**Aufgaben**
[1] Gib den Abschnitt der Predigt von „2. Advent, 8.“ bis „selber und anderen.“ einschließlich wortgetreu wieder.
[2] Beantworte zur Predigt diese Fragen:
(a) Welches Datum steht über der Predigt?
(b) Über welche Bibelstelle wird gepredigt?
(c) Von wem wurde der Tempel in Jerusalem laut der Predigt zerstört?

**Ausgewählter Textauszug**
Göttinger Predigten im Internet
hg. von U. Nembach, Redaktion: R. Schmidt-Rost

2. Advent, 8. Dezember 2002
Predigt über Lukas 21, 25-33, verfaßt von Hans-Hermann Jantzen
(-> zu den aktuellen Predigten / www.predigten.uni-goettingen.de)

Liebe Gemeinde,

die Körpersprache verrät viel über einen Menschen. Wer aufrecht und mit offenem Blick unter die Menschen geht, ist in der Regel 'gut drauf' und mit sich und der Welt im Reinen. Wer gebeugt durch die Gegend geht und die Schultern hängen lässt, ist vermutlich unzufrieden oder von Sorgen geplagt. Wer seinem Gesprächspartner mit gesenktem Blick gegenüber steht und nicht wagt, ihm in die Augen zu schauen, hat Angst vor sich selber und anderen.

Wer fröhlich und mit sich und der Welt im Reinen ist, wird aufrecht und mit offenem Blick unter die Menschen gehen. Wer unzufrieden oder von Sorgen geplagt ist, geht eher gebeugt und lässt die Schultern hängen. Wer Angst vor sich selber und anderen hat, hält den Blick gesenkt und wagt es nicht, seinem Gegenüber in die Augen zu schauen.

Die Botschaft des 2. Adventssonntags ist eindeutig: "Seht auf und erhebt eure Häupter, weil sich eure Erlösung naht!" Mir ist es wichtig, diesen Satz an den Anfang zu stellen, damit die Zielrichtung klar ist. Die vorhergehenden Sätze in diesem 21. Kapitel des Lukasevangeliums sind ja eher dazu angetan, den Kopf einzuziehen und sich wegzuducken. In düsteren Farben malt der Evangelist die Zeichen der Zeit an die Wand. Eine Zeit voller Angst und Schrecken. Der Tempel in Jerusalem ist von den römischen Truppen zerstört worden. Die junge Christengemeinde muss sich auf schlimmste Verfolgungen gefasst machen. Erdbeben und Hungersnöte gehen durch die Nachrichten. Alles das nimmt Lukas auf und verwebt es mit gängigen jüdischen Endzeitvorstellungen zu seiner sog. "Kleinen Apokalypse", die er Jesus als Predigt in den Mund legt. Und als es gerade so richtig dicke kommt: "...und die Menschen werden vergehen vor Furcht und in Erwartung der Dinge, die kommen sollen über die ganze Erde!" (V. 26a), da plötzlich diese überraschende Wende: "Wenn aber dieses anfängt zu geschehen, dann seht auf und erhebt eure Häupter, weil sich eure Erlösung naht." So spricht einer, der weiter sieht als das, was vor Augen liegt. Der sich die Hoffnung auf einen neuen Himmel und eine neue Erde nicht kaputt machen lässt. So spricht einer, der nicht Angst machen und einschüchtern, sondern Mut machen will, Mut zum Leben, Mut zur verantwortlichen Gestaltung dieser Welt.

**Erfasste Daten**
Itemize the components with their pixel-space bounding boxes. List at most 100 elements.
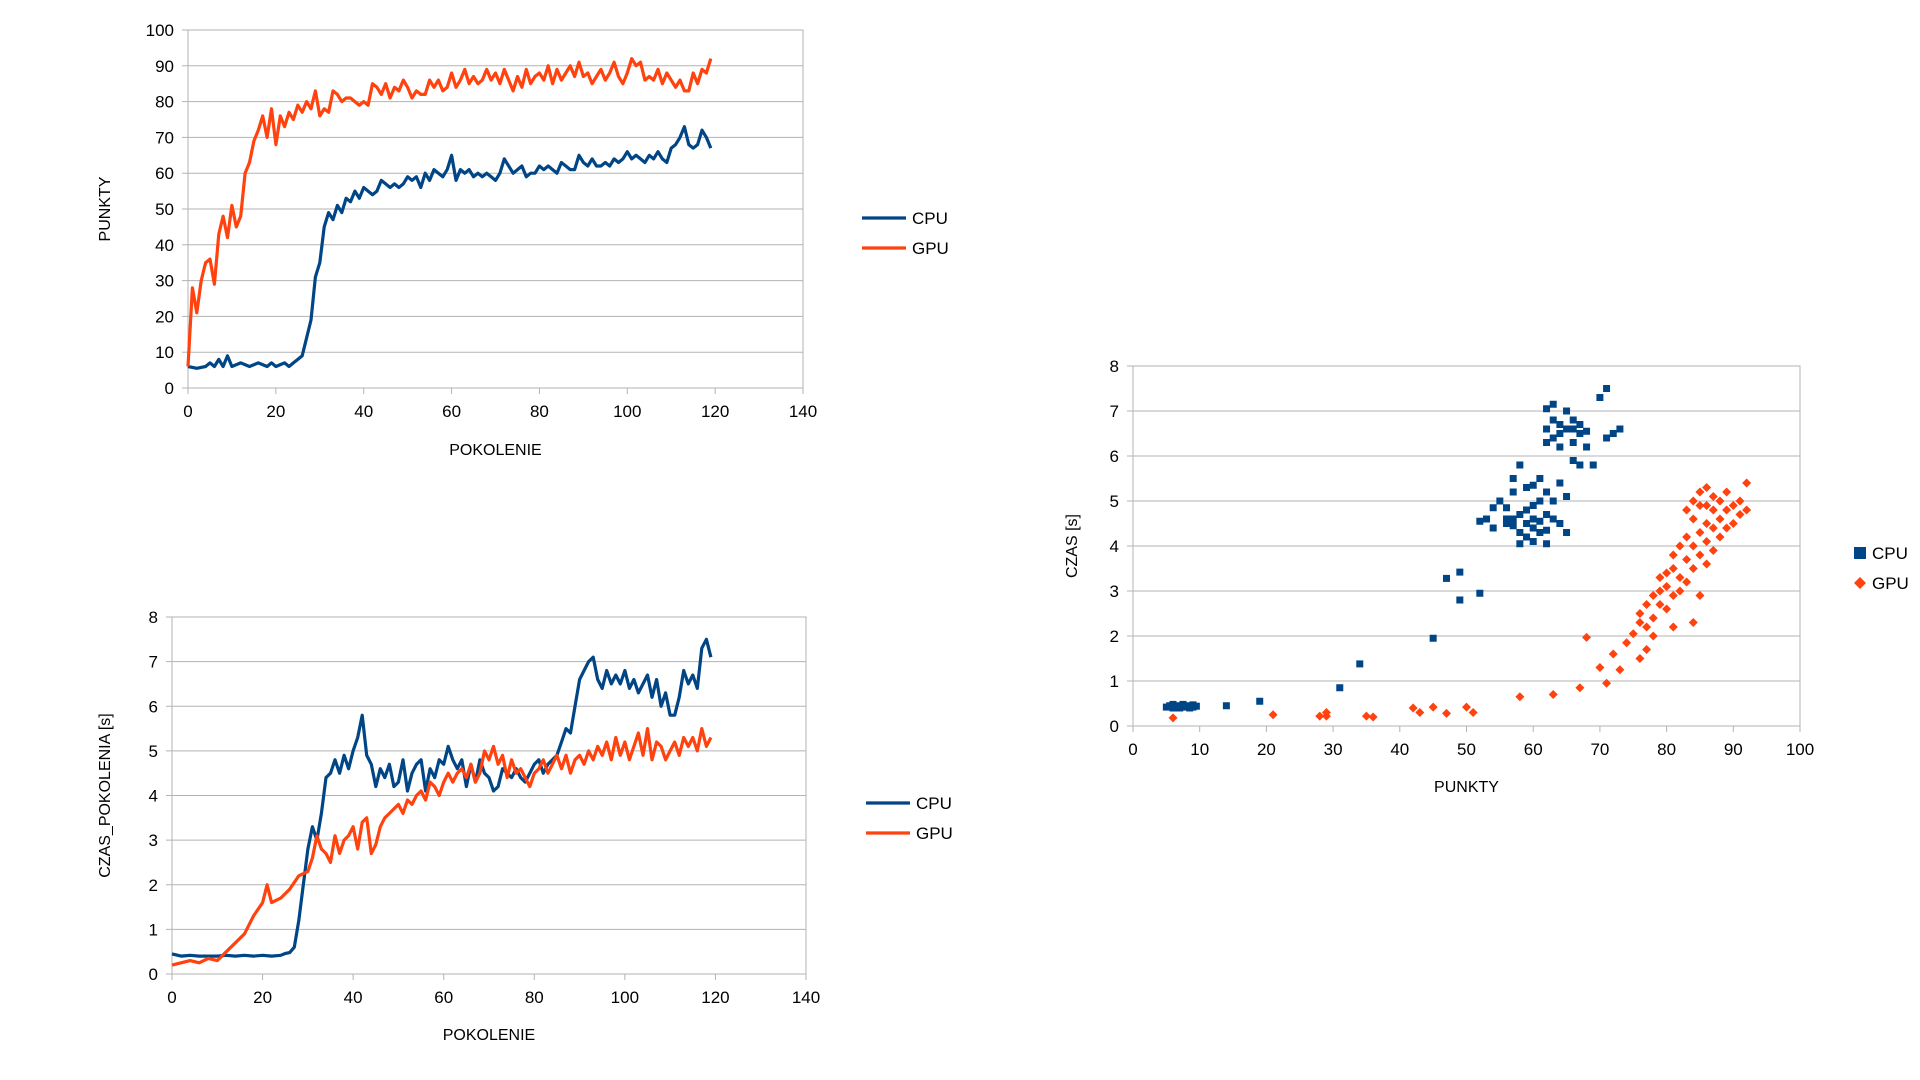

**Antworten**
[1]
2. Advent, 8. Dezember 2002
Predigt über Lukas 21, 25-33, verfaßt von Hans-Hermann Jantzen
(-> zu den aktuellen Predigten / www.predigten.uni-goettingen.de)

Liebe Gemeinde,

die Körpersprache verrät viel über einen Menschen. Wer aufrecht und mit offenem Blick unter die Menschen geht, ist in der Regel 'gut drauf' und mit sich und der Welt im Reinen. Wer gebeugt durch die Gegend geht und die Schultern hängen lässt, ist vermutlich unzufrieden oder von Sorgen geplagt. Wer seinem Gesprächspartner mit gesenktem Blick gegenüber steht und nicht wagt, ihm in die Augen zu schauen, hat Angst vor sich selber und anderen.

[2]
(a) 8. Dezember 2002 (2. Advent)
(b) Lukas 21, 25-33
(c) Von den römischen Truppen